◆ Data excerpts

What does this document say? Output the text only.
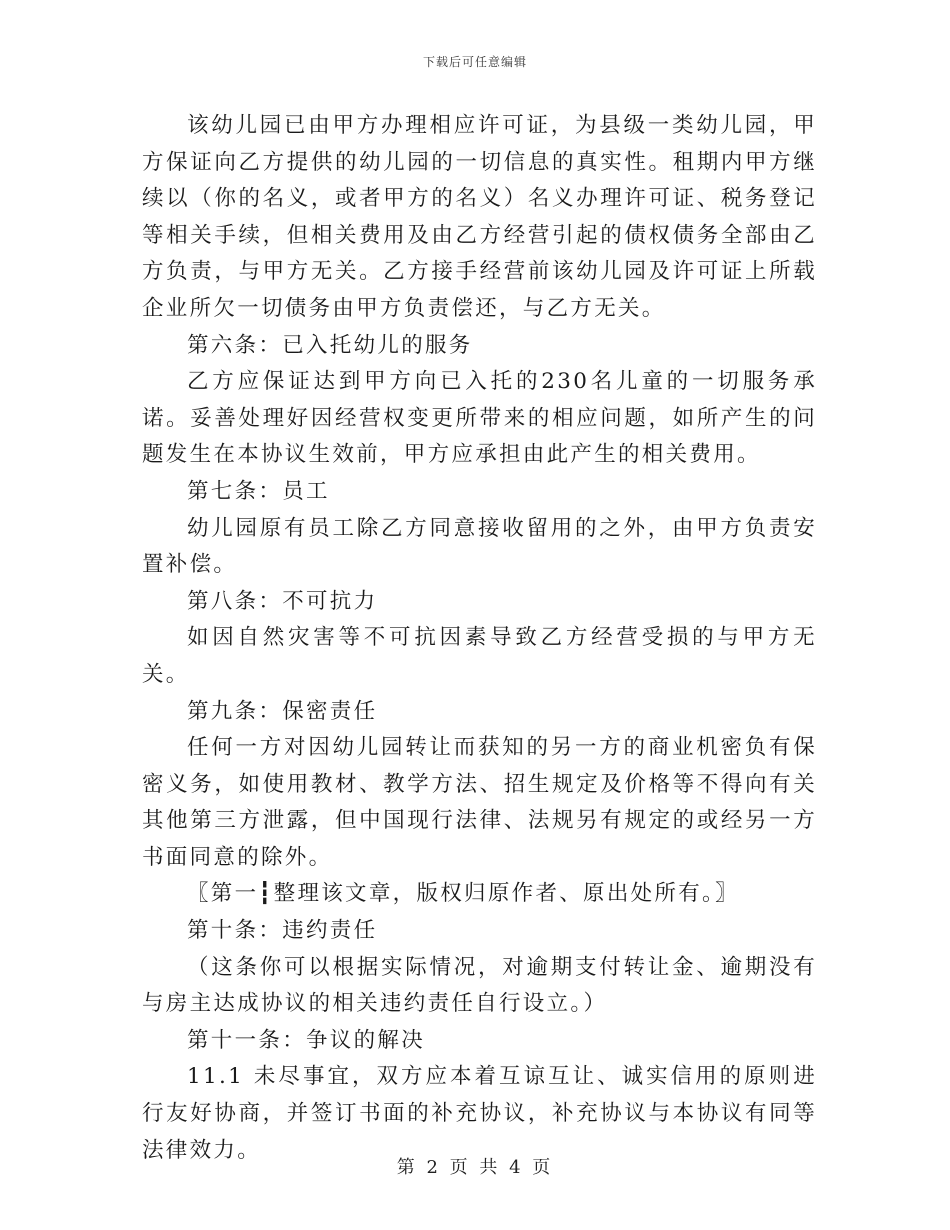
下载后可任意编辑

该幼儿园已由甲方办理相应许可证，为县级一类幼儿园，甲方保证向乙方提供的幼儿园的一切信息的真实性。租期内甲方继续以（你的名义，或者甲方的名义）名义办理许可证、税务登记等相关手续，但相关费用及由乙方经营引起的债权债务全部由乙方负责，与甲方无关。乙方接手经营前该幼儿园及许可证上所载企业所欠一切债务由甲方负责偿还，与乙方无关。

第六条：已入托幼儿的服务

乙方应保证达到甲方向已入托的230名儿童的一切服务承诺。妥善处理好因经营权变更所带来的相应问题，如所产生的问题发生在本协议生效前，甲方应承担由此产生的相关费用。

第七条：员工

幼儿园原有员工除乙方同意接收留用的之外，由甲方负责安置补偿。

第八条：不可抗力

如因自然灾害等不可抗因素导致乙方经营受损的与甲方无关。

第九条：保密责任

任何一方对因幼儿园转让而获知的另一方的商业机密负有保密义务，如使用教材、教学方法、招生规定及价格等不得向有关其他第三方泄露，但中国现行法律、法规另有规定的或经另一方书面同意的除外。

〖第一┇整理该文章，版权归原作者、原出处所有。〗

第十条：违约责任

（这条你可以根据实际情况，对逾期支付转让金、逾期没有与房主达成协议的相关违约责任自行设立。）

第十一条：争议的解决

11.1 未尽事宜，双方应本着互谅互让、诚实信用的原则进行友好协商，并签订书面的补充协议，补充协议与本协议有同等法律效力。

第 2 页 共 4 页
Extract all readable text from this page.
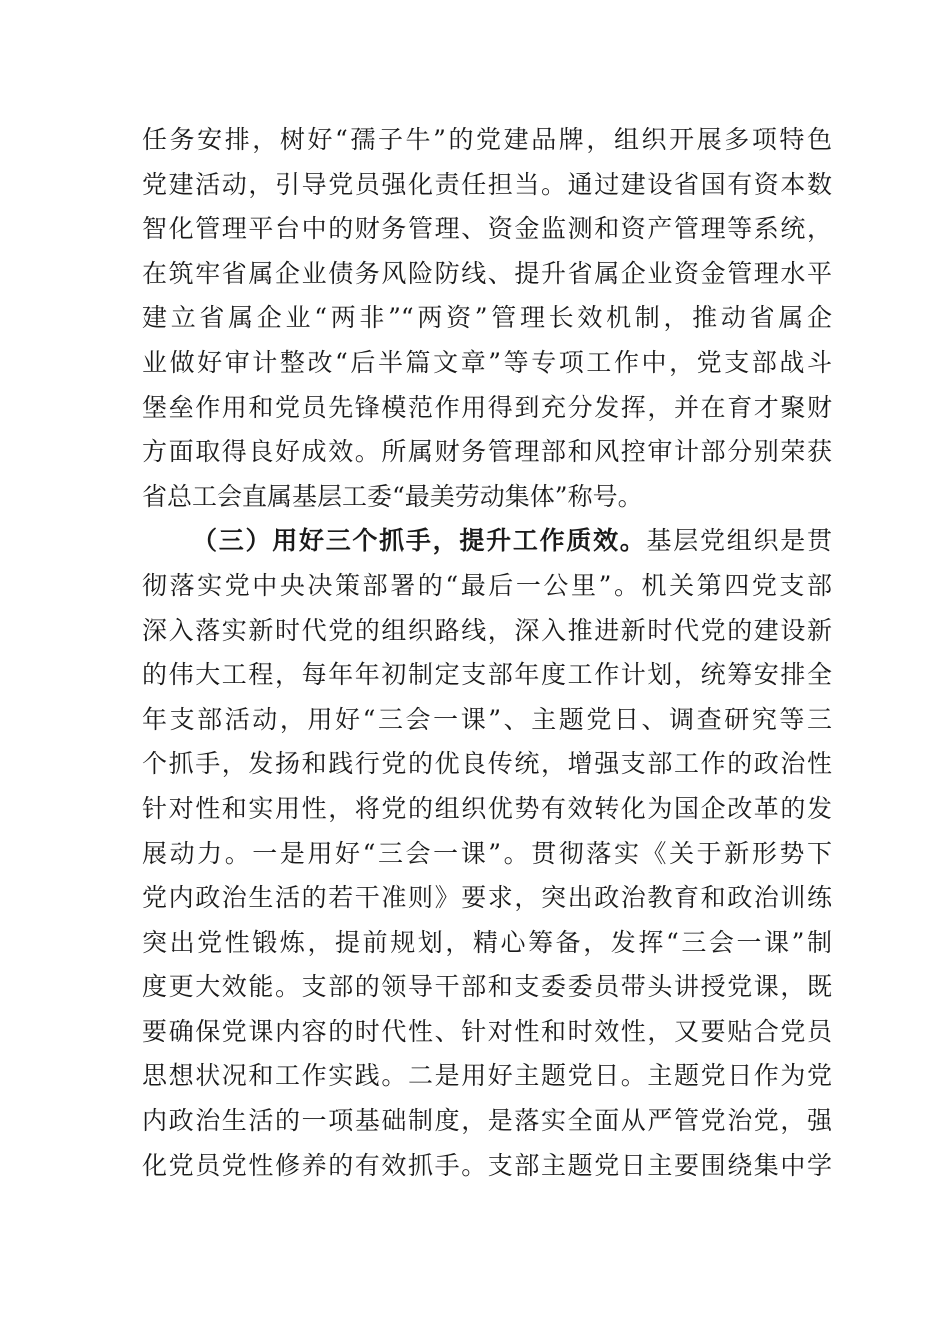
任务安排，树好“孺子牛”的党建品牌，组织开展多项特色
党建活动，引导党员强化责任担当。通过建设省国有资本数
智化管理平台中的财务管理、资金监测和资产管理等系统，
在筑牢省属企业债务风险防线、提升省属企业资金管理水平
建立省属企业“两非”“两资”管理长效机制，推动省属企
业做好审计整改“后半篇文章”等专项工作中，党支部战斗
堡垒作用和党员先锋模范作用得到充分发挥，并在育才聚财
方面取得良好成效。所属财务管理部和风控审计部分别荣获
省总工会直属基层工委“最美劳动集体”称号。
（三）用好三个抓手，提升工作质效。基层党组织是贯
彻落实党中央决策部署的“最后一公里”。机关第四党支部
深入落实新时代党的组织路线，深入推进新时代党的建设新
的伟大工程，每年年初制定支部年度工作计划，统筹安排全
年支部活动，用好“三会一课”、主题党日、调查研究等三
个抓手，发扬和践行党的优良传统，增强支部工作的政治性
针对性和实用性，将党的组织优势有效转化为国企改革的发
展动力。一是用好“三会一课”。贯彻落实《关于新形势下
党内政治生活的若干准则》要求，突出政治教育和政治训练
突出党性锻炼，提前规划，精心筹备，发挥“三会一课”制
度更大效能。支部的领导干部和支委委员带头讲授党课，既
要确保党课内容的时代性、针对性和时效性，又要贴合党员
思想状况和工作实践。二是用好主题党日。主题党日作为党
内政治生活的一项基础制度，是落实全面从严管党治党，强
化党员党性修养的有效抓手。支部主题党日主要围绕集中学
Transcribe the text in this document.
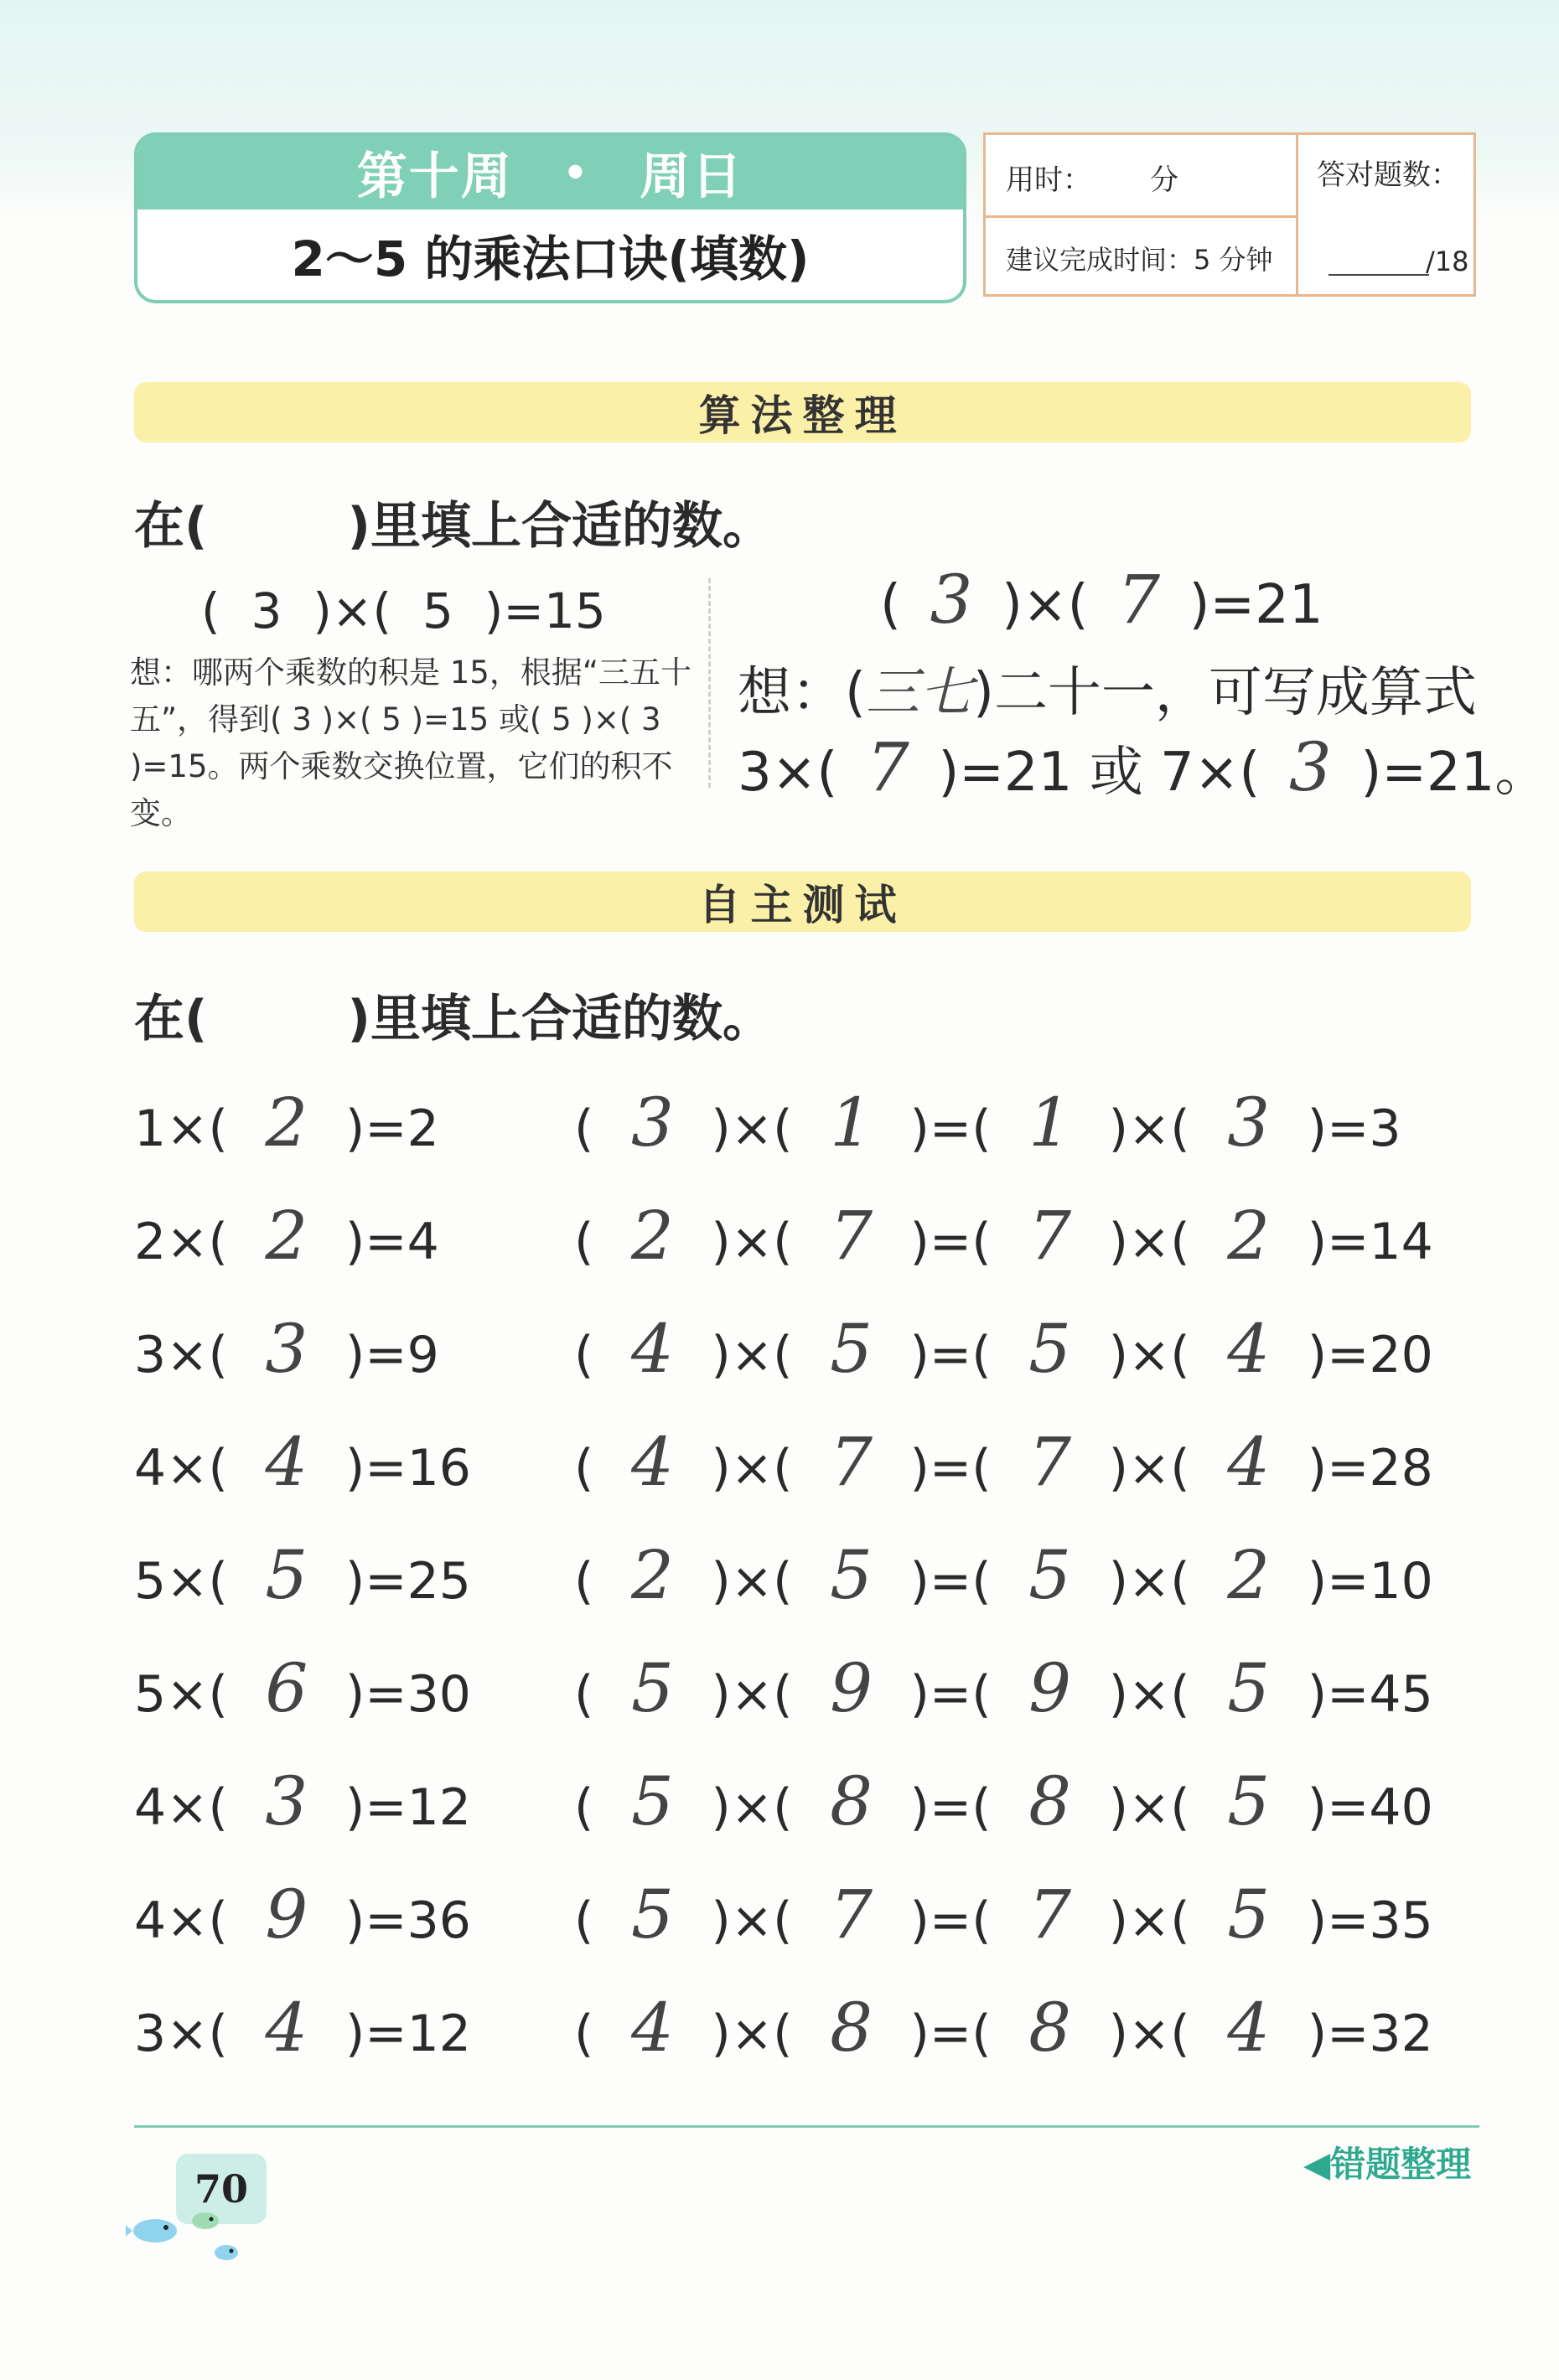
第十周 • 周日
2～5 的乘法口诀(填数)
用时： 分
建议完成时间：5 分钟
答对题数：
/18
算法整理
在(        )里填上合适的数。
(  3  )×(  5  )=15
想：哪两个乘数的积是 15，根据“三五十五”，得到( 3 )×( 5 )=15 或( 5 )×( 3 )=15。两个乘数交换位置，它们的积不变。
( 3 )×( 7 )=21
想：(三七)二十一，可写成算式
3×( 7 )=21 或 7×( 3 )=21。
自主测试
在(        )里填上合适的数。
1×( 2 )=2	( 3 )×( 1 )=( 1 )×( 3 )=3
2×( 2 )=4	( 2 )×( 7 )=( 7 )×( 2 )=14
3×( 3 )=9	( 4 )×( 5 )=( 5 )×( 4 )=20
4×( 4 )=16 ( 4 )×( 7 )=( 7 )×( 4 )=28
5×( 5 )=25 ( 2 )×( 5 )=( 5 )×( 2 )=10
5×( 6 )=30 ( 5 )×( 9 )=( 9 )×( 5 )=45
4×( 3 )=12 ( 5 )×( 8 )=( 8 )×( 5 )=40
4×( 9 )=36 ( 5 )×( 7 )=( 7 )×( 5 )=35
3×( 4 )=12 ( 4 )×( 8 )=( 8 )×( 4 )=32
70
◀错题整理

◆ GOAL
Copy the listing in full and without alteration, omitting every picture.

◆ ANSWER
What does this document say? Output the text only.
下载后可任意编辑

该幼儿园已由甲方办理相应许可证，为县级一类幼儿园，甲方保证向乙方提供的幼儿园的一切信息的真实性。租期内甲方继续以（你的名义，或者甲方的名义）名义办理许可证、税务登记等相关手续，但相关费用及由乙方经营引起的债权债务全部由乙方负责，与甲方无关。乙方接手经营前该幼儿园及许可证上所载企业所欠一切债务由甲方负责偿还，与乙方无关。

第六条：已入托幼儿的服务

乙方应保证达到甲方向已入托的230名儿童的一切服务承诺。妥善处理好因经营权变更所带来的相应问题，如所产生的问题发生在本协议生效前，甲方应承担由此产生的相关费用。

第七条：员工

幼儿园原有员工除乙方同意接收留用的之外，由甲方负责安置补偿。

第八条：不可抗力

如因自然灾害等不可抗因素导致乙方经营受损的与甲方无关。

第九条：保密责任

任何一方对因幼儿园转让而获知的另一方的商业机密负有保密义务，如使用教材、教学方法、招生规定及价格等不得向有关其他第三方泄露，但中国现行法律、法规另有规定的或经另一方书面同意的除外。

〖第一┇整理该文章，版权归原作者、原出处所有。〗

第十条：违约责任

（这条你可以根据实际情况，对逾期支付转让金、逾期没有与房主达成协议的相关违约责任自行设立。）

第十一条：争议的解决

11.1 未尽事宜，双方应本着互谅互让、诚实信用的原则进行友好协商，并签订书面的补充协议，补充协议与本协议有同等法律效力。

第 2 页 共 4 页
Extract all readable text from this page.
任务安排，树好“孺子牛”的党建品牌，组织开展多项特色
党建活动，引导党员强化责任担当。通过建设省国有资本数
智化管理平台中的财务管理、资金监测和资产管理等系统，
在筑牢省属企业债务风险防线、提升省属企业资金管理水平
建立省属企业“两非”“两资”管理长效机制，推动省属企
业做好审计整改“后半篇文章”等专项工作中，党支部战斗
堡垒作用和党员先锋模范作用得到充分发挥，并在育才聚财
方面取得良好成效。所属财务管理部和风控审计部分别荣获
省总工会直属基层工委“最美劳动集体”称号。
（三）用好三个抓手，提升工作质效。基层党组织是贯
彻落实党中央决策部署的“最后一公里”。机关第四党支部
深入落实新时代党的组织路线，深入推进新时代党的建设新
的伟大工程，每年年初制定支部年度工作计划，统筹安排全
年支部活动，用好“三会一课”、主题党日、调查研究等三
个抓手，发扬和践行党的优良传统，增强支部工作的政治性
针对性和实用性，将党的组织优势有效转化为国企改革的发
展动力。一是用好“三会一课”。贯彻落实《关于新形势下
党内政治生活的若干准则》要求，突出政治教育和政治训练
突出党性锻炼，提前规划，精心筹备，发挥“三会一课”制
度更大效能。支部的领导干部和支委委员带头讲授党课，既
要确保党课内容的时代性、针对性和时效性，又要贴合党员
思想状况和工作实践。二是用好主题党日。主题党日作为党
内政治生活的一项基础制度，是落实全面从严管党治党，强
化党员党性修养的有效抓手。支部主题党日主要围绕集中学
Transcribe the text in this document.
第十周 • 周日
2～5 的乘法口诀(填数)
用时： 分
建议完成时间：5 分钟
答对题数：
/18
算法整理
在(        )里填上合适的数。
(  3  )×(  5  )=15
想：哪两个乘数的积是 15，根据“三五十五”，得到( 3 )×( 5 )=15 或( 5 )×( 3 )=15。两个乘数交换位置，它们的积不变。
( 3 )×( 7 )=21
想：(三七)二十一，可写成算式
3×( 7 )=21 或 7×( 3 )=21。
自主测试
在(        )里填上合适的数。
1×( 2 )=2	( 3 )×( 1 )=( 1 )×( 3 )=3
2×( 2 )=4	( 2 )×( 7 )=( 7 )×( 2 )=14
3×( 3 )=9	( 4 )×( 5 )=( 5 )×( 4 )=20
4×( 4 )=16 ( 4 )×( 7 )=( 7 )×( 4 )=28
5×( 5 )=25 ( 2 )×( 5 )=( 5 )×( 2 )=10
5×( 6 )=30 ( 5 )×( 9 )=( 9 )×( 5 )=45
4×( 3 )=12 ( 5 )×( 8 )=( 8 )×( 5 )=40
4×( 9 )=36 ( 5 )×( 7 )=( 7 )×( 5 )=35
3×( 4 )=12 ( 4 )×( 8 )=( 8 )×( 4 )=32
70
◀错题整理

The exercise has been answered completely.